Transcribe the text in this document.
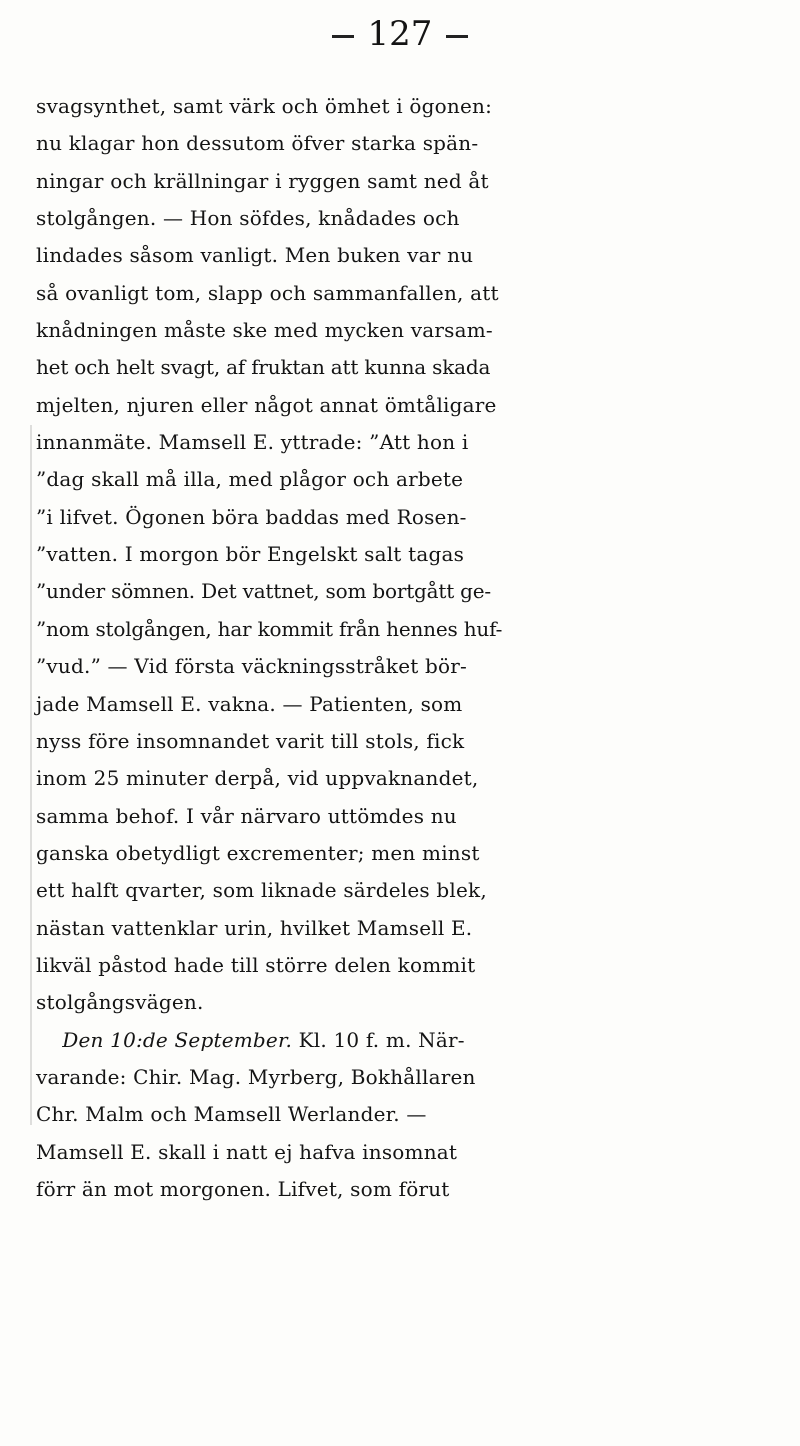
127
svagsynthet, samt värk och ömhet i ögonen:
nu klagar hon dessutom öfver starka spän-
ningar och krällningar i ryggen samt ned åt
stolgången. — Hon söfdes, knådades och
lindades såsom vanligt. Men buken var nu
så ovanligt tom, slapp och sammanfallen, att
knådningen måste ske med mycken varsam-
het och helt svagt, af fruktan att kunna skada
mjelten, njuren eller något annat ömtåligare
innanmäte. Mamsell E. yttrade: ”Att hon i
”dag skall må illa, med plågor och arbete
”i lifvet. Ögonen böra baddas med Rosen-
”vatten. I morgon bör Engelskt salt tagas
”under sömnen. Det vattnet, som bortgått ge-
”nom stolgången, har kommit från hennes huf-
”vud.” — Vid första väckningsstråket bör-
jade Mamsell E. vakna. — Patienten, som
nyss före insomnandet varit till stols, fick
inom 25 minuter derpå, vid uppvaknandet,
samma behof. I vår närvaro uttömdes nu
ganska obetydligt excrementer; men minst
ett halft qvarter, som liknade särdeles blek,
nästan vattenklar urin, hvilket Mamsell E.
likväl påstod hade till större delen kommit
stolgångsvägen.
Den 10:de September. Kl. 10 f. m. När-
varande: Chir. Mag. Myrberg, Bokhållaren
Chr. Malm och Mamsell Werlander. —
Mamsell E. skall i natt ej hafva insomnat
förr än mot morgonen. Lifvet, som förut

═══

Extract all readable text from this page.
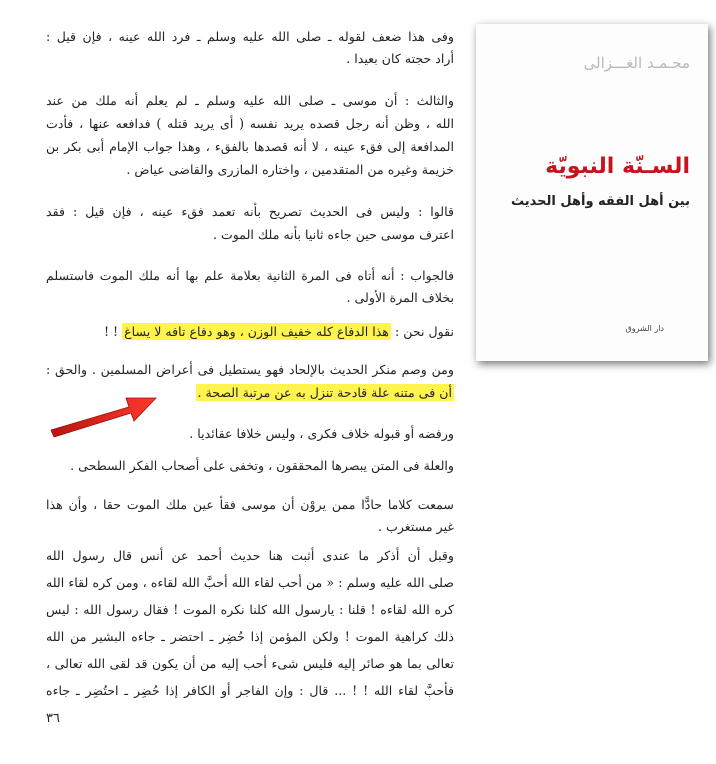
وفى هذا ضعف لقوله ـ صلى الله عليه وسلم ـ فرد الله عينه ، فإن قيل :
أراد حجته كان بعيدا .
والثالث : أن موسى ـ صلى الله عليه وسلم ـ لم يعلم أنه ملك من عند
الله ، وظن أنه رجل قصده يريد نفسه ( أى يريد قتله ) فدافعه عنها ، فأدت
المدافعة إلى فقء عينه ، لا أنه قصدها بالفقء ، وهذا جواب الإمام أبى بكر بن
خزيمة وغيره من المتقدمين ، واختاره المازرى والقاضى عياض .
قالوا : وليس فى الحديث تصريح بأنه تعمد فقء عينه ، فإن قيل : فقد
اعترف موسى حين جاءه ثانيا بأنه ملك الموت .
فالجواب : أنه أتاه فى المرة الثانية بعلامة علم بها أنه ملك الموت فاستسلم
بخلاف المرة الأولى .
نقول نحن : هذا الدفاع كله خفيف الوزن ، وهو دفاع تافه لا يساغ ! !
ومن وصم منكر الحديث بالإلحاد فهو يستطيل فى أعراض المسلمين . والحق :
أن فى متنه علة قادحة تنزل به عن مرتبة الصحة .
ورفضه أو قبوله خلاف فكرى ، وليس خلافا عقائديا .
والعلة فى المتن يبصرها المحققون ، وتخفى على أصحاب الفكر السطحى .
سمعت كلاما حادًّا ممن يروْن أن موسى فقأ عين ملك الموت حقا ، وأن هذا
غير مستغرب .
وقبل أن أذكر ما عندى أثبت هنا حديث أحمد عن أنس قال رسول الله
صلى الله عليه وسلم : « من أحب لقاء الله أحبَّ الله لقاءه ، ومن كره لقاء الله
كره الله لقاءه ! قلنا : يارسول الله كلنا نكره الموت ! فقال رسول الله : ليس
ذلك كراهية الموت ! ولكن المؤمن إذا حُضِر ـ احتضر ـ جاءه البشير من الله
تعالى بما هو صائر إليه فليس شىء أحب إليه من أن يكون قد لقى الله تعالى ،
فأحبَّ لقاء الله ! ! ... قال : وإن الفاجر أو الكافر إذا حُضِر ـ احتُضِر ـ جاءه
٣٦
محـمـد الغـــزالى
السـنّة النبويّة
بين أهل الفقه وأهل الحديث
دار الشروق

═══

Which lines above contain "samt"? Show each of them.

svagsynthet, samt värk och ömhet i ögonen:
ningar och krällningar i ryggen samt ned åt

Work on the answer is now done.